_Instructions for the task:_ Make an exact copy of the data below, leaving out every picture.

_Data for this task:_
————————

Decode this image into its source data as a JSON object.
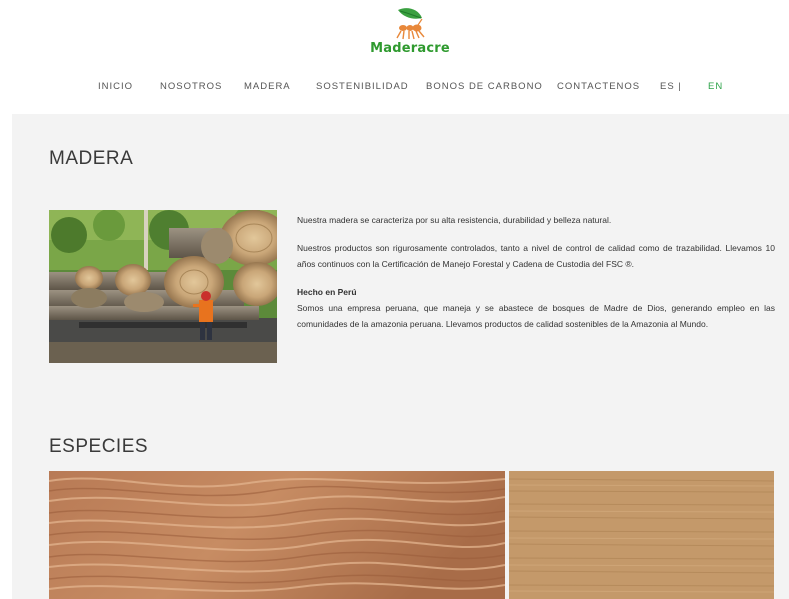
{
  "brand": {
    "name": "Maderacre",
    "color": "#2f9a2f"
  },
  "nav": {
    "items": [
      {
        "label": "INICIO"
      },
      {
        "label": "NOSOTROS"
      },
      {
        "label": "MADERA"
      },
      {
        "label": "SOSTENIBILIDAD"
      },
      {
        "label": "BONOS DE CARBONO"
      },
      {
        "label": "CONTACTENOS"
      },
      {
        "label": "ES |"
      },
      {
        "label": "EN"
      }
    ],
    "active_color": "#2ea34a"
  },
  "madera": {
    "title": "MADERA",
    "paragraphs": [
      "Nuestra madera se caracteriza por su alta resistencia, durabilidad y belleza natural.",
      "Nuestros productos son rigurosamente controlados, tanto a nivel de control de calidad como de trazabilidad. Llevamos 10 años continuos con la Certificación de Manejo Forestal y Cadena de Custodia del FSC ®."
    ],
    "subtitle": "Hecho en Perú",
    "body": "Somos una empresa peruana, que maneja y se abastece de bosques de Madre de Dios, generando empleo en las comunidades de la amazonia peruana. Llevamos productos de calidad sostenibles de la Amazonia al Mundo."
  },
  "especies": {
    "title": "ESPECIES"
  }
}
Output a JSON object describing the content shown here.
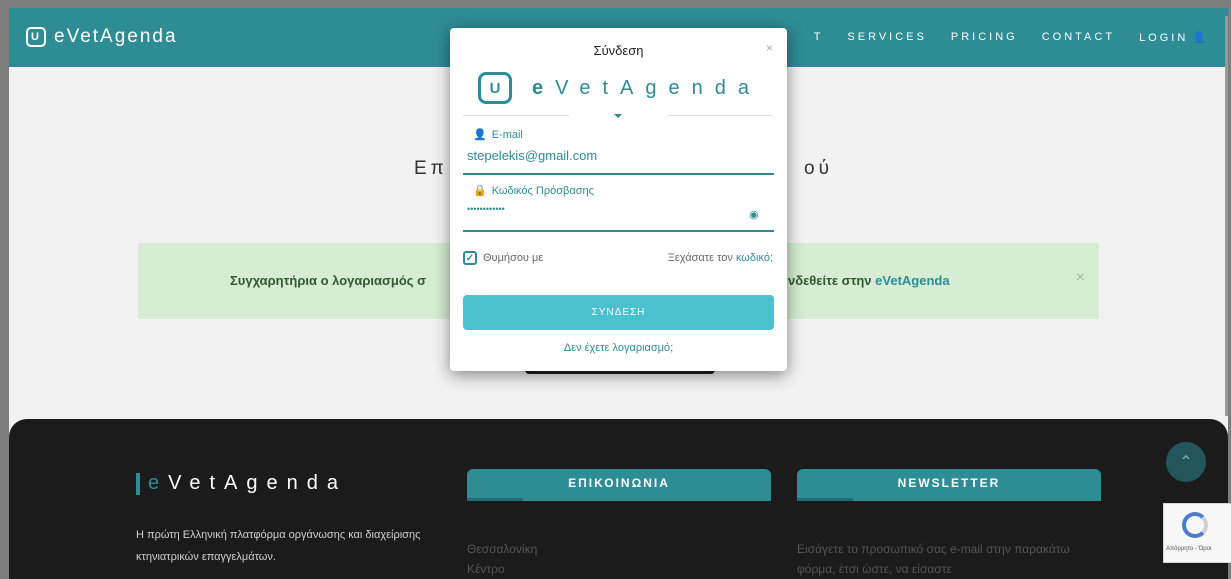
{
  "header": {
    "brand": "eVetAgenda",
    "nav": [
      "T",
      "SERVICES",
      "PRICING",
      "CONTACT",
      "LOGIN"
    ]
  },
  "main": {
    "heading_left": "Επ",
    "heading_right": "ού",
    "alert_left": "Συγχαρητήρια ο λογαριασμός σ",
    "alert_right_prefix": "νδεθείτε στην ",
    "alert_link": "eVetAgenda",
    "alert_close": "×"
  },
  "modal": {
    "title": "Σύνδεση",
    "close": "×",
    "logo_text": "VetAgenda",
    "logo_e": "e",
    "email_label": "E-mail",
    "email_value": "stepelekis@gmail.com",
    "password_label": "Κωδικός Πρόσβασης",
    "password_value": "••••••••••••",
    "remember_label": "Θυμήσου με",
    "forgot_prefix": "Ξεχάσατε τον ",
    "forgot_link": "κωδικό;",
    "login_button": "ΣΥΝΔΕΣΗ",
    "no_account": "Δεν έχετε λογαριασμό;"
  },
  "footer": {
    "brand_e": "e",
    "brand_rest": "VetAgenda",
    "description": "Η πρώτη Ελληνική πλατφόρμα οργάνωσης και διαχείρισης κτηνιατρικών επαγγελμάτων.",
    "contact_title": "ΕΠΙΚΟΙΝΩΝΙΑ",
    "contact_lines": [
      "Θεσσαλονίκη",
      "Κέντρο"
    ],
    "newsletter_title": "NEWSLETTER",
    "newsletter_text": "Εισάγετε το προσωπικό σας e-mail στην παρακάτω φόρμα, έτσι ώστε, να είσαστε"
  },
  "recaptcha": {
    "text": "Απόρρητο - Όροι"
  },
  "colors": {
    "accent": "#2e8c95",
    "button": "#4ac1cc"
  }
}
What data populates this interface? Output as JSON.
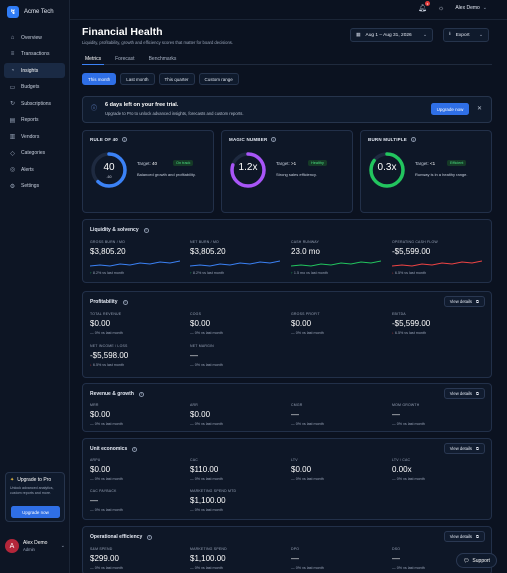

————————

_Solution below:_
Decode this image into its source data as a JSON object.
{
  "brand": {
    "name": "Maderacre",
    "color": "#2f9a2f"
  },
  "nav": {
    "items": [
      {
        "label": "INICIO"
      },
      {
        "label": "NOSOTROS"
      },
      {
        "label": "MADERA"
      },
      {
        "label": "SOSTENIBILIDAD"
      },
      {
        "label": "BONOS DE CARBONO"
      },
      {
        "label": "CONTACTENOS"
      },
      {
        "label": "ES |"
      },
      {
        "label": "EN"
      }
    ],
    "active_color": "#2ea34a"
  },
  "madera": {
    "title": "MADERA",
    "paragraphs": [
      "Nuestra madera se caracteriza por su alta resistencia, durabilidad y belleza natural.",
      "Nuestros productos son rigurosamente controlados, tanto a nivel de control de calidad como de trazabilidad. Llevamos 10 años continuos con la Certificación de Manejo Forestal y Cadena de Custodia del FSC ®."
    ],
    "subtitle": "Hecho en Perú",
    "body": "Somos una empresa peruana, que maneja y se abastece de bosques de Madre de Dios, generando empleo en las comunidades de la amazonia peruana. Llevamos productos de calidad sostenibles de la Amazonia al Mundo."
  },
  "especies": {
    "title": "ESPECIES"
  }
}
Output a JSON object describing the content shown here.
{
  "header": {
    "brand": "eVetAgenda",
    "nav": [
      "T",
      "SERVICES",
      "PRICING",
      "CONTACT",
      "LOGIN"
    ]
  },
  "main": {
    "heading_left": "Επ",
    "heading_right": "ού",
    "alert_left": "Συγχαρητήρια ο λογαριασμός σ",
    "alert_right_prefix": "νδεθείτε στην ",
    "alert_link": "eVetAgenda",
    "alert_close": "×"
  },
  "modal": {
    "title": "Σύνδεση",
    "close": "×",
    "logo_text": "VetAgenda",
    "logo_e": "e",
    "email_label": "E-mail",
    "email_value": "stepelekis@gmail.com",
    "password_label": "Κωδικός Πρόσβασης",
    "password_value": "••••••••••••",
    "remember_label": "Θυμήσου με",
    "forgot_prefix": "Ξεχάσατε τον ",
    "forgot_link": "κωδικό;",
    "login_button": "ΣΥΝΔΕΣΗ",
    "no_account": "Δεν έχετε λογαριασμό;"
  },
  "footer": {
    "brand_e": "e",
    "brand_rest": "VetAgenda",
    "description": "Η πρώτη Ελληνική πλατφόρμα οργάνωσης και διαχείρισης κτηνιατρικών επαγγελμάτων.",
    "contact_title": "ΕΠΙΚΟΙΝΩΝΙΑ",
    "contact_lines": [
      "Θεσσαλονίκη",
      "Κέντρο"
    ],
    "newsletter_title": "NEWSLETTER",
    "newsletter_text": "Εισάγετε το προσωπικό σας e-mail στην παρακάτω φόρμα, έτσι ώστε, να είσαστε"
  },
  "recaptcha": {
    "text": "Απόρρητο - Όροι"
  },
  "colors": {
    "accent": "#2e8c95",
    "button": "#4ac1cc"
  }
}
What data populates this interface? Output as JSON.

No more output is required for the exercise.